#### [GIVEN TASK]
All the data should come back exactly as it was given.

#### [DATA SUPPLIED]
════════════════════

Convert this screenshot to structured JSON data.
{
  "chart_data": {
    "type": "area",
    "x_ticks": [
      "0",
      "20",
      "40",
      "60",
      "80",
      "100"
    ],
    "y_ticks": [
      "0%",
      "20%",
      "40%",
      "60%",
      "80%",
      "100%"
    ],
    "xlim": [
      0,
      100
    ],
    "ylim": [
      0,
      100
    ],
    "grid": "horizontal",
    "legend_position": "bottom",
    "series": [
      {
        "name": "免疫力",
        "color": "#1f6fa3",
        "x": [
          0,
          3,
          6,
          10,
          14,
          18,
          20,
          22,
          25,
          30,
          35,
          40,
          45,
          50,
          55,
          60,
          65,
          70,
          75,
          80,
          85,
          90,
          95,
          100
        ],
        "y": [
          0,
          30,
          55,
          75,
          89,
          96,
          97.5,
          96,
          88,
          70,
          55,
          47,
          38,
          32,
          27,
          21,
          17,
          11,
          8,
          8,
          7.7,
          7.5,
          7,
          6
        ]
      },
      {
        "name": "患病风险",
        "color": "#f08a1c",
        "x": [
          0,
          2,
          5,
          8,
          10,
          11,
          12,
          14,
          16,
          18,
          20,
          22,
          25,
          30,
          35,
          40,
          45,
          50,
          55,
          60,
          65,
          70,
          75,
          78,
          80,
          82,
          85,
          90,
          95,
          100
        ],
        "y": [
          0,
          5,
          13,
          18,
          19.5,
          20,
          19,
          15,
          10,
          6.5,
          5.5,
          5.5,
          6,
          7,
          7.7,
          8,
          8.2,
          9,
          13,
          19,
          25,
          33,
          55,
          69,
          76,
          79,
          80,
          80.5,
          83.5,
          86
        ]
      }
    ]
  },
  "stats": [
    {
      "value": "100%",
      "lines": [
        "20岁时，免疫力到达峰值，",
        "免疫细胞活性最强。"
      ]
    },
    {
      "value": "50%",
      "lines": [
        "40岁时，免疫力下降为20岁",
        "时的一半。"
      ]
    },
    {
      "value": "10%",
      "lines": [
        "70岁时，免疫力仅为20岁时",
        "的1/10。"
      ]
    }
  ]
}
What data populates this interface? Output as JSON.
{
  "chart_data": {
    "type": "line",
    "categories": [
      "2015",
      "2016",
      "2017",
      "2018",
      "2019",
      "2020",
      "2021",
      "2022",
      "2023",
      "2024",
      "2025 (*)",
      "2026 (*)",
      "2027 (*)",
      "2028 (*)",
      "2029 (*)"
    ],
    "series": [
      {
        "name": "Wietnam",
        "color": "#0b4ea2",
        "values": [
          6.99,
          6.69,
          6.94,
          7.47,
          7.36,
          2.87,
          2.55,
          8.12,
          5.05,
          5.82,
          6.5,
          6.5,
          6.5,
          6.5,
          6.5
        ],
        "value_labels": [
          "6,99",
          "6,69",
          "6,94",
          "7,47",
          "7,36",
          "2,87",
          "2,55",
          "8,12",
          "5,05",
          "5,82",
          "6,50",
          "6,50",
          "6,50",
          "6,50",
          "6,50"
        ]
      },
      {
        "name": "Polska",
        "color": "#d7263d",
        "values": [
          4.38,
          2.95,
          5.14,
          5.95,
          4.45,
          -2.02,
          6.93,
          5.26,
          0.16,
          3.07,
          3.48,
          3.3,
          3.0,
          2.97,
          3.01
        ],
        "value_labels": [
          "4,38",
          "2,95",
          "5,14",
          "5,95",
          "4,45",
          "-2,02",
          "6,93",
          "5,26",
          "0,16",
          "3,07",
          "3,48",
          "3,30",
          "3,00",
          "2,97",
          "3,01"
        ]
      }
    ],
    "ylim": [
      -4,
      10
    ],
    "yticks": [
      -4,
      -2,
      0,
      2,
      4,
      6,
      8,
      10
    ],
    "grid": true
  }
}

════════════════════

#### [OUTPUT FOR THIS EXERCISE]
Convert this screenshot to structured JSON data.
{
  "chart_data": {
    "type": "area",
    "x_ticks": [
      "0",
      "20",
      "40",
      "60",
      "80",
      "100"
    ],
    "y_ticks": [
      "0%",
      "20%",
      "40%",
      "60%",
      "80%",
      "100%"
    ],
    "xlim": [
      0,
      100
    ],
    "ylim": [
      0,
      100
    ],
    "grid": "horizontal",
    "legend_position": "bottom",
    "series": [
      {
        "name": "免疫力",
        "color": "#1f6fa3",
        "x": [
          0,
          3,
          6,
          10,
          14,
          18,
          20,
          22,
          25,
          30,
          35,
          40,
          45,
          50,
          55,
          60,
          65,
          70,
          75,
          80,
          85,
          90,
          95,
          100
        ],
        "y": [
          0,
          30,
          55,
          75,
          89,
          96,
          97.5,
          96,
          88,
          70,
          55,
          47,
          38,
          32,
          27,
          21,
          17,
          11,
          8,
          8,
          7.7,
          7.5,
          7,
          6
        ]
      },
      {
        "name": "患病风险",
        "color": "#f08a1c",
        "x": [
          0,
          2,
          5,
          8,
          10,
          11,
          12,
          14,
          16,
          18,
          20,
          22,
          25,
          30,
          35,
          40,
          45,
          50,
          55,
          60,
          65,
          70,
          75,
          78,
          80,
          82,
          85,
          90,
          95,
          100
        ],
        "y": [
          0,
          5,
          13,
          18,
          19.5,
          20,
          19,
          15,
          10,
          6.5,
          5.5,
          5.5,
          6,
          7,
          7.7,
          8,
          8.2,
          9,
          13,
          19,
          25,
          33,
          55,
          69,
          76,
          79,
          80,
          80.5,
          83.5,
          86
        ]
      }
    ]
  },
  "stats": [
    {
      "value": "100%",
      "lines": [
        "20岁时，免疫力到达峰值，",
        "免疫细胞活性最强。"
      ]
    },
    {
      "value": "50%",
      "lines": [
        "40岁时，免疫力下降为20岁",
        "时的一半。"
      ]
    },
    {
      "value": "10%",
      "lines": [
        "70岁时，免疫力仅为20岁时",
        "的1/10。"
      ]
    }
  ]
}
What data populates this interface? Output as JSON.
{
  "chart_data": {
    "type": "line",
    "categories": [
      "2015",
      "2016",
      "2017",
      "2018",
      "2019",
      "2020",
      "2021",
      "2022",
      "2023",
      "2024",
      "2025 (*)",
      "2026 (*)",
      "2027 (*)",
      "2028 (*)",
      "2029 (*)"
    ],
    "series": [
      {
        "name": "Wietnam",
        "color": "#0b4ea2",
        "values": [
          6.99,
          6.69,
          6.94,
          7.47,
          7.36,
          2.87,
          2.55,
          8.12,
          5.05,
          5.82,
          6.5,
          6.5,
          6.5,
          6.5,
          6.5
        ],
        "value_labels": [
          "6,99",
          "6,69",
          "6,94",
          "7,47",
          "7,36",
          "2,87",
          "2,55",
          "8,12",
          "5,05",
          "5,82",
          "6,50",
          "6,50",
          "6,50",
          "6,50",
          "6,50"
        ]
      },
      {
        "name": "Polska",
        "color": "#d7263d",
        "values": [
          4.38,
          2.95,
          5.14,
          5.95,
          4.45,
          -2.02,
          6.93,
          5.26,
          0.16,
          3.07,
          3.48,
          3.3,
          3.0,
          2.97,
          3.01
        ],
        "value_labels": [
          "4,38",
          "2,95",
          "5,14",
          "5,95",
          "4,45",
          "-2,02",
          "6,93",
          "5,26",
          "0,16",
          "3,07",
          "3,48",
          "3,30",
          "3,00",
          "2,97",
          "3,01"
        ]
      }
    ],
    "ylim": [
      -4,
      10
    ],
    "yticks": [
      -4,
      -2,
      0,
      2,
      4,
      6,
      8,
      10
    ],
    "grid": true
  }
}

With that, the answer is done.